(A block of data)

══════════

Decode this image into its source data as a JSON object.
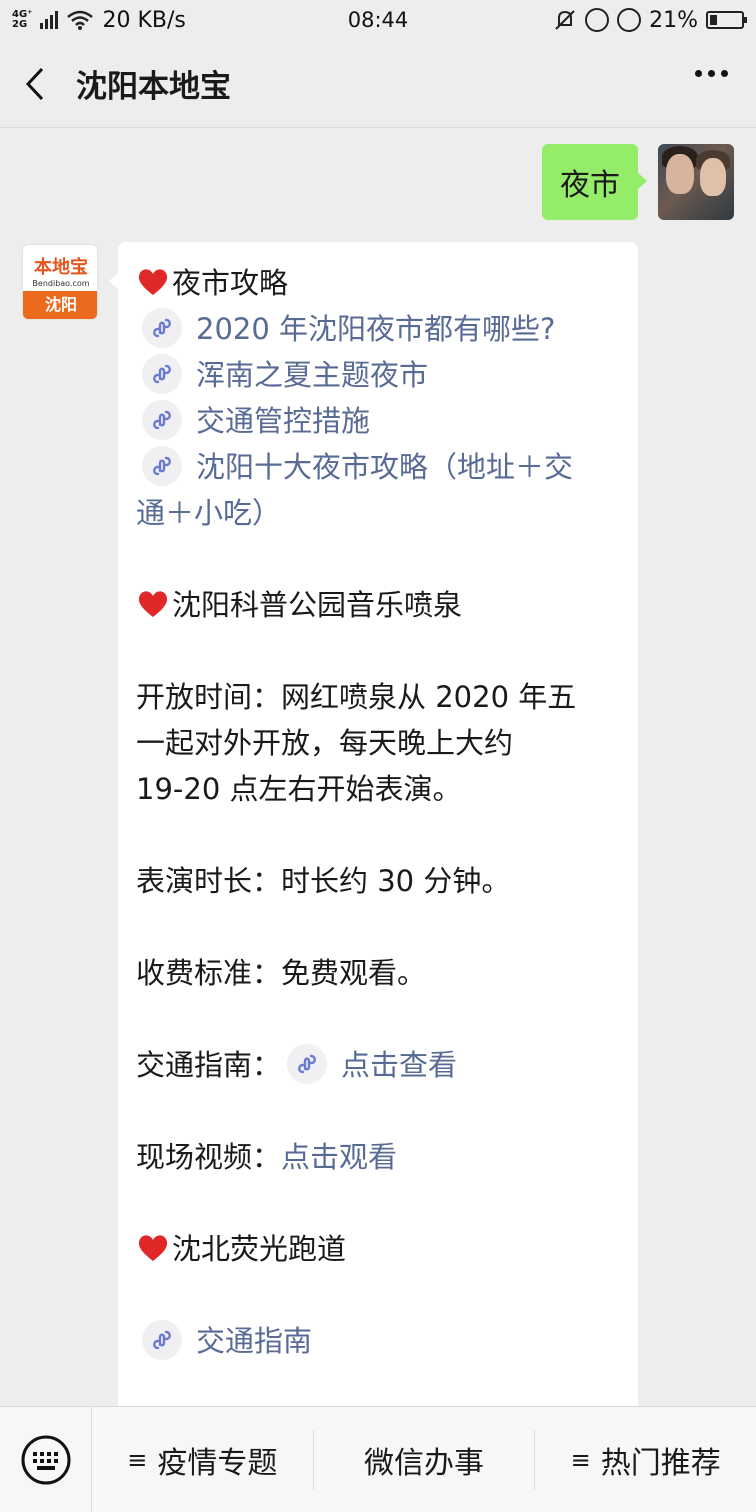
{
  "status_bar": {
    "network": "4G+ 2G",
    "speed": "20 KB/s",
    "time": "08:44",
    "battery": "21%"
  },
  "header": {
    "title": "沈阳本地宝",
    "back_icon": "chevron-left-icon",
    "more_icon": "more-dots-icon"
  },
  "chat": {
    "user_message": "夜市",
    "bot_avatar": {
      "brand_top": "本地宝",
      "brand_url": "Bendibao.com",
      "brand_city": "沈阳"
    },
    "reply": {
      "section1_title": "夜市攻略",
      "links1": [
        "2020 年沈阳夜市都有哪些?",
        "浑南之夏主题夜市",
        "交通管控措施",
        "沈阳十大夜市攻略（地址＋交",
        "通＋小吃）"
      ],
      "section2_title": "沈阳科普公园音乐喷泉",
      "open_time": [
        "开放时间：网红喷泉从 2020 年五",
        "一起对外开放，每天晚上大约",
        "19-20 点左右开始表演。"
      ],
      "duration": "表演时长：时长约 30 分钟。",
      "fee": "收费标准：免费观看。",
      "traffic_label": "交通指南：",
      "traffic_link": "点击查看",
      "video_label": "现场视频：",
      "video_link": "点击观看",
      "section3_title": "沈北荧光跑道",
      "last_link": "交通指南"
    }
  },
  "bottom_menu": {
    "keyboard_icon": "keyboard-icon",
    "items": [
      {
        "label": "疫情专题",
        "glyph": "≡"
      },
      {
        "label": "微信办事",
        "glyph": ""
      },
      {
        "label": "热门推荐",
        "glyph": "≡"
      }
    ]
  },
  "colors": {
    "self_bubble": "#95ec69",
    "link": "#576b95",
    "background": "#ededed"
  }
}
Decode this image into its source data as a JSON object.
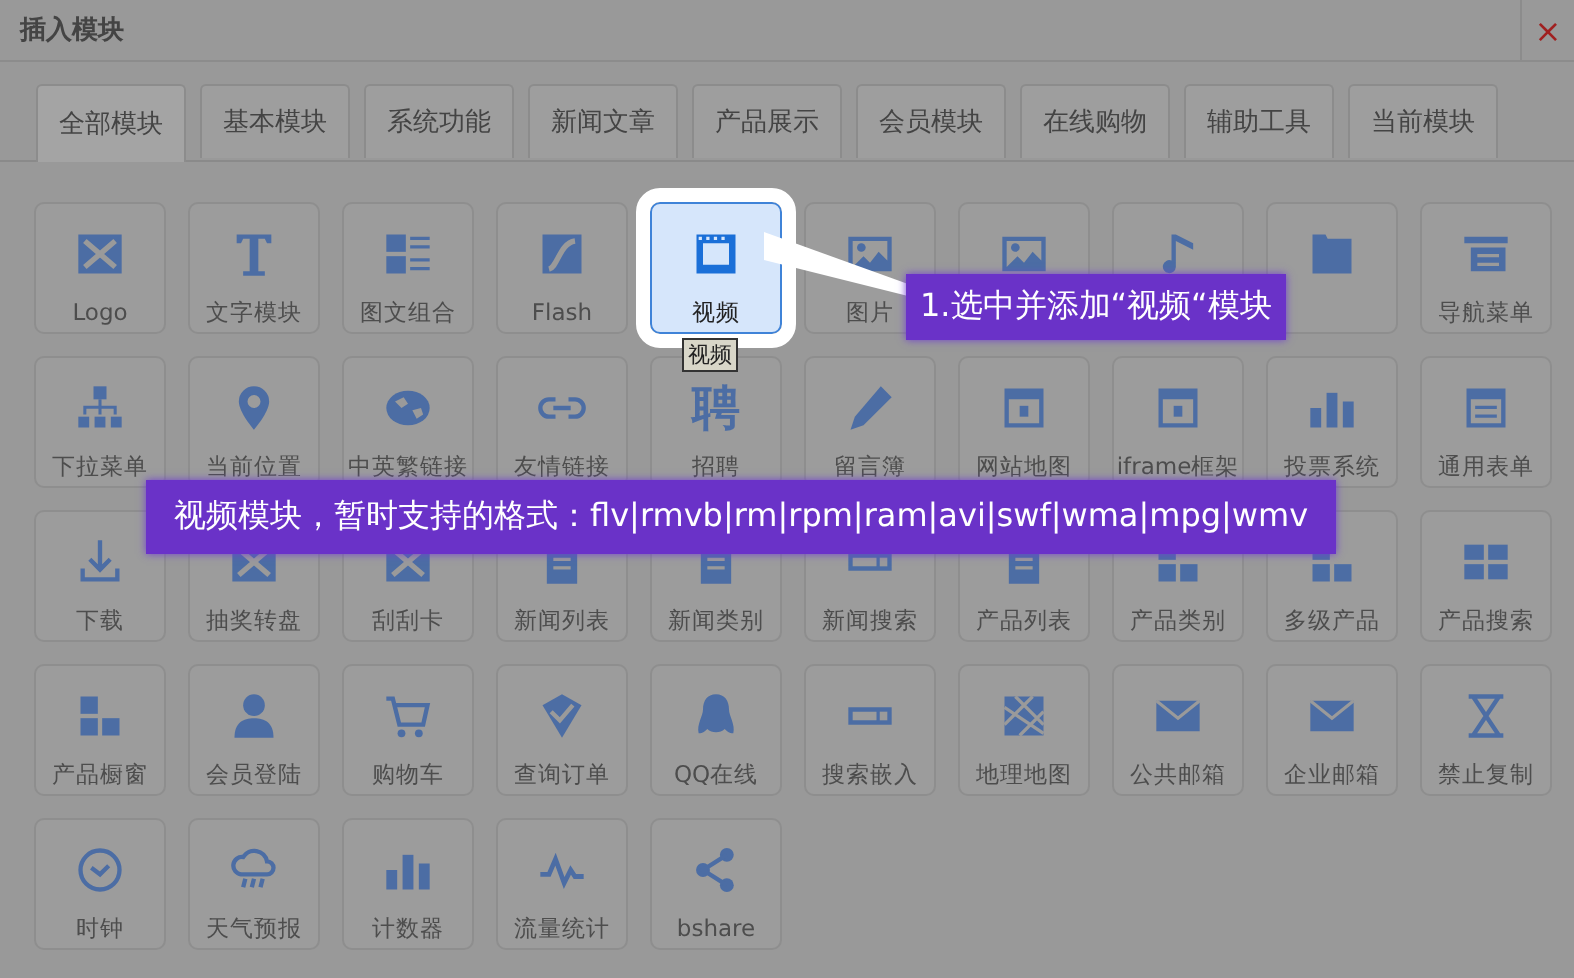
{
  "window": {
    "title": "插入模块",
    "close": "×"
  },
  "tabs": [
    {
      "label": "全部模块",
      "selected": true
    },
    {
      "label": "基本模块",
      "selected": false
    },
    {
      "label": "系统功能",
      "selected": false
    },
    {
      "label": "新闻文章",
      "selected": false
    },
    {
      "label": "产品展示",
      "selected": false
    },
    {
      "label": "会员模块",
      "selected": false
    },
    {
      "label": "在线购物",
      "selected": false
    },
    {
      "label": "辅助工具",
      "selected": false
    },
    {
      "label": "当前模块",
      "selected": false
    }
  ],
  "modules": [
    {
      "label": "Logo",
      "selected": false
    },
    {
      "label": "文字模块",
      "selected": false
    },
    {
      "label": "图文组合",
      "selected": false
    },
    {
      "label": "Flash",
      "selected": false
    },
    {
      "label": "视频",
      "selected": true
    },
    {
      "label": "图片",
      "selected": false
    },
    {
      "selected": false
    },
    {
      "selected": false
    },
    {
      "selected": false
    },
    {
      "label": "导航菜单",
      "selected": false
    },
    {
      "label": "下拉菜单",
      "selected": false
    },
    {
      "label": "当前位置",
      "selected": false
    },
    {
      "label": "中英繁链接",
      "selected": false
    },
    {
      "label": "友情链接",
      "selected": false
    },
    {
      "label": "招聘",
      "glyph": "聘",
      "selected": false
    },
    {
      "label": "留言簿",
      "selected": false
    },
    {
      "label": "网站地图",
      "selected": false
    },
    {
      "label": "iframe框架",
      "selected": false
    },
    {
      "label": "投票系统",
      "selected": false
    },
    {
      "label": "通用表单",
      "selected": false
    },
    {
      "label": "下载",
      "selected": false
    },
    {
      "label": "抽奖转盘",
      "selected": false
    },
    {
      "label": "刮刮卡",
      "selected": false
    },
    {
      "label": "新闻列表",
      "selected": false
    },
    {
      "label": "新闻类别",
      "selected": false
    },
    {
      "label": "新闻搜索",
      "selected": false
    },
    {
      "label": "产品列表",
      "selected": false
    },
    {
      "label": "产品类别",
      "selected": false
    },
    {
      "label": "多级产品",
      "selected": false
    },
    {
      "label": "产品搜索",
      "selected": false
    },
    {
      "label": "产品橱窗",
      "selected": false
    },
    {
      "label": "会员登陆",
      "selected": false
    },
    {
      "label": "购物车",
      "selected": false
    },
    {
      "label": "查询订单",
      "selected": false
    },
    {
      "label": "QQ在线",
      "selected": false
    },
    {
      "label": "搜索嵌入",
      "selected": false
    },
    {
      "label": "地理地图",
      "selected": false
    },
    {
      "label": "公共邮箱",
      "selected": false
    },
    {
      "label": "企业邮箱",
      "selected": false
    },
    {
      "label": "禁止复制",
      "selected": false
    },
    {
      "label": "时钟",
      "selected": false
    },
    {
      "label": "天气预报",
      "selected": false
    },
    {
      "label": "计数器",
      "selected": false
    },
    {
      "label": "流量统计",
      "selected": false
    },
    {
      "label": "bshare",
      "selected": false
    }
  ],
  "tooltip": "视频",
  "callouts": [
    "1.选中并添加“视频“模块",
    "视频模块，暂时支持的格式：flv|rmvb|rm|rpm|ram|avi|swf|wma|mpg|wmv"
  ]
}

══════════

» **Objective**:
Pick out the lines above that hold the string "icon" and show them.

» **Written reply**:
    "back_icon": "chevron-left-icon",
    "more_icon": "more-dots-icon"
    "keyboard_icon": "keyboard-icon",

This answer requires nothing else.